Problem statement:
Wherever the word "amount" appears in a line, copy that line.

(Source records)

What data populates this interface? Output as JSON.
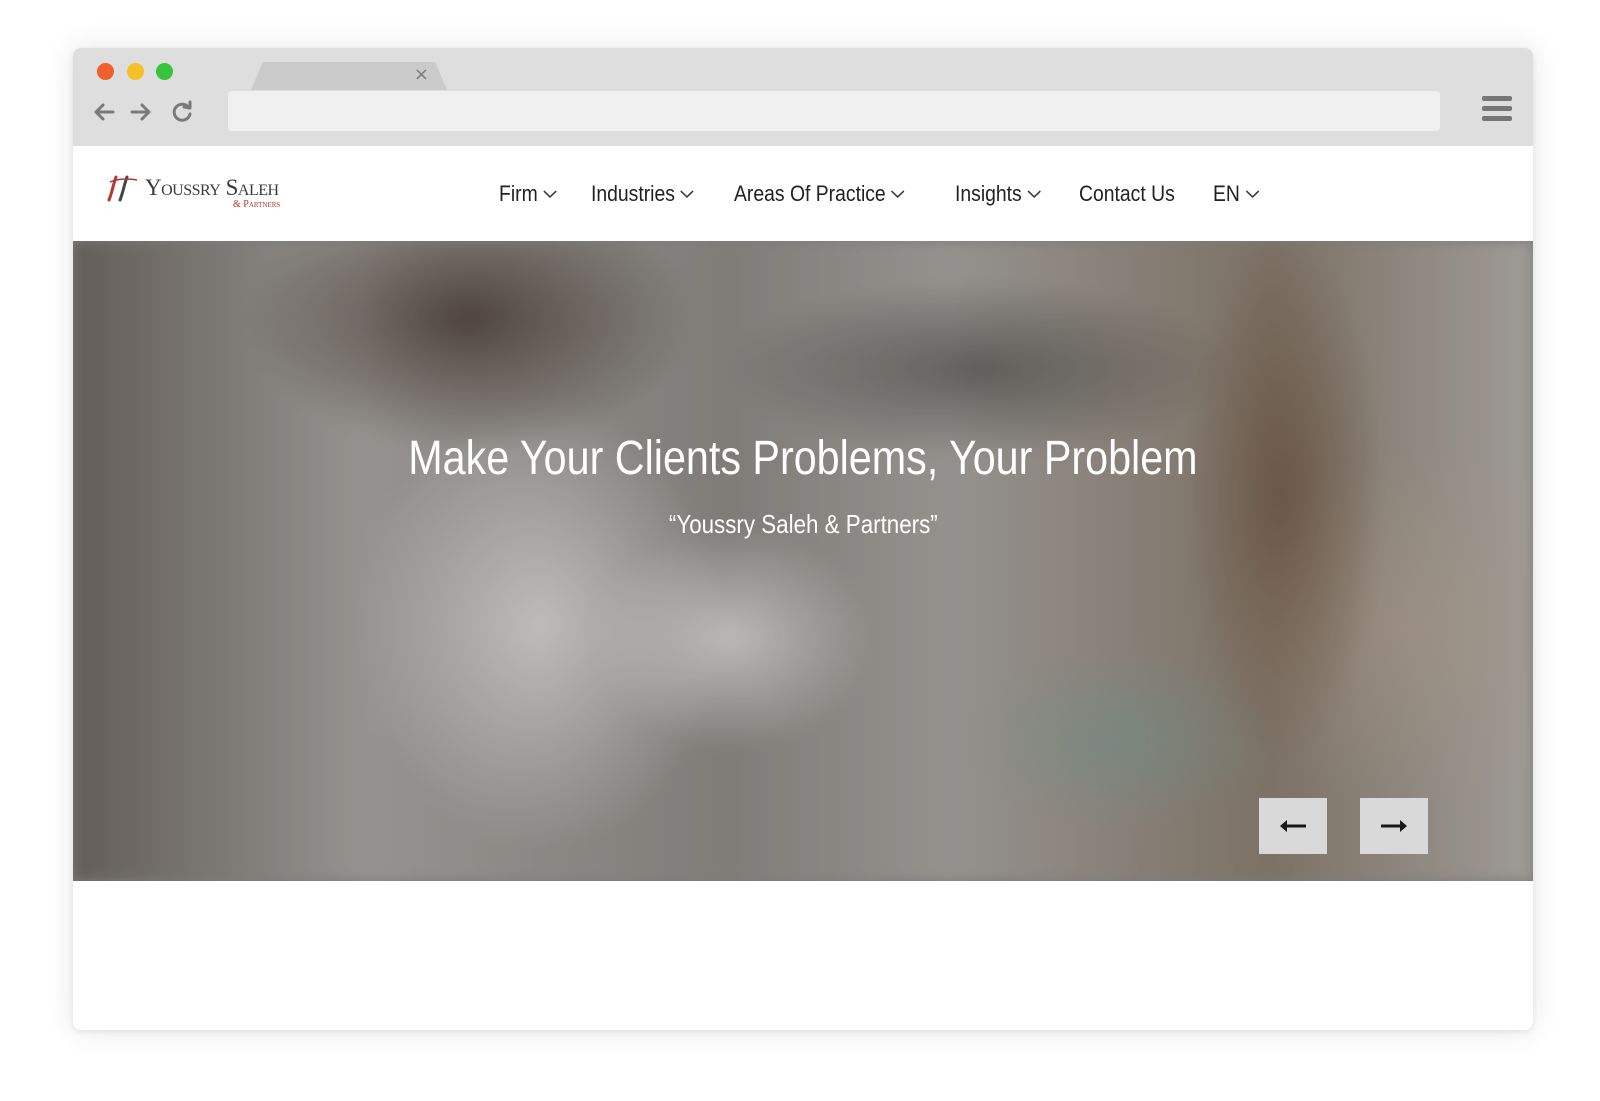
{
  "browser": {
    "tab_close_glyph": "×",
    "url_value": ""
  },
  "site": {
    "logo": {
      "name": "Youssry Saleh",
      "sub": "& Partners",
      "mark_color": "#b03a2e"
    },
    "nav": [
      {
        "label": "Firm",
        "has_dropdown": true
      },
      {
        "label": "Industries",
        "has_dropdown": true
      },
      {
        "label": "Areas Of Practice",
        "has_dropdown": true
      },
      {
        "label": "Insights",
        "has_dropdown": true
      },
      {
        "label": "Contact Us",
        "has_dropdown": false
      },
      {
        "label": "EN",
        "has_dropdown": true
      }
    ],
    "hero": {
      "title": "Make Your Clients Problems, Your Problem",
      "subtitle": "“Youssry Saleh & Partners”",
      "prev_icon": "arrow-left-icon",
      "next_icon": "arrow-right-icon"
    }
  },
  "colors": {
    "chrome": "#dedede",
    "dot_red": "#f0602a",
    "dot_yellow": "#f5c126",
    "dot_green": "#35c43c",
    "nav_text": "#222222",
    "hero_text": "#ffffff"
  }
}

* * *

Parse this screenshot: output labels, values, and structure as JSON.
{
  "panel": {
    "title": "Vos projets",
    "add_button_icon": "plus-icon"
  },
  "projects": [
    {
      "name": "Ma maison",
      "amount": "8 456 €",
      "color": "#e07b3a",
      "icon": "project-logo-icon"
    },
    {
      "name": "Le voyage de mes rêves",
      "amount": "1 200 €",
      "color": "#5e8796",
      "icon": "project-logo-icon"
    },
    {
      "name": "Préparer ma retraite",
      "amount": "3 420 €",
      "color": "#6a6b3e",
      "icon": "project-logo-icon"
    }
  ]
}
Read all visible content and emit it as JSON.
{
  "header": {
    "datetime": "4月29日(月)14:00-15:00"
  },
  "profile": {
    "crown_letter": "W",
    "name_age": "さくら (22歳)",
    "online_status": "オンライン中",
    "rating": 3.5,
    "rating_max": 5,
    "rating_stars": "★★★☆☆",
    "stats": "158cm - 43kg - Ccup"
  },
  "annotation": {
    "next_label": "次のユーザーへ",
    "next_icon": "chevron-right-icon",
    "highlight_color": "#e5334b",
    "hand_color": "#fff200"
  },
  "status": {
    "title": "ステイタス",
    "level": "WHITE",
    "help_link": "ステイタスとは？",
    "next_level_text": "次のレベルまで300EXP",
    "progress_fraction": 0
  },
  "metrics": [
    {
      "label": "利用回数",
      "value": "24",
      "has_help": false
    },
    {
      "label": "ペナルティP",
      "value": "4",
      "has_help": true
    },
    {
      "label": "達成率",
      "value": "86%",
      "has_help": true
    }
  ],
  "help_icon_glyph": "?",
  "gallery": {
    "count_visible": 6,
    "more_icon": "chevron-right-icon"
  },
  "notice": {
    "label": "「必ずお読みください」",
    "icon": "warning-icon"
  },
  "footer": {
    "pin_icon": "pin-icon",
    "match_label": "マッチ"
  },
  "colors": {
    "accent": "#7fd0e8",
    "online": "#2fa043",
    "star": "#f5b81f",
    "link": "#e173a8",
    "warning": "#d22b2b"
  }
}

Answer to the problem:
      "amount": "8 456 €",
      "amount": "1 200 €",
      "amount": "3 420 €",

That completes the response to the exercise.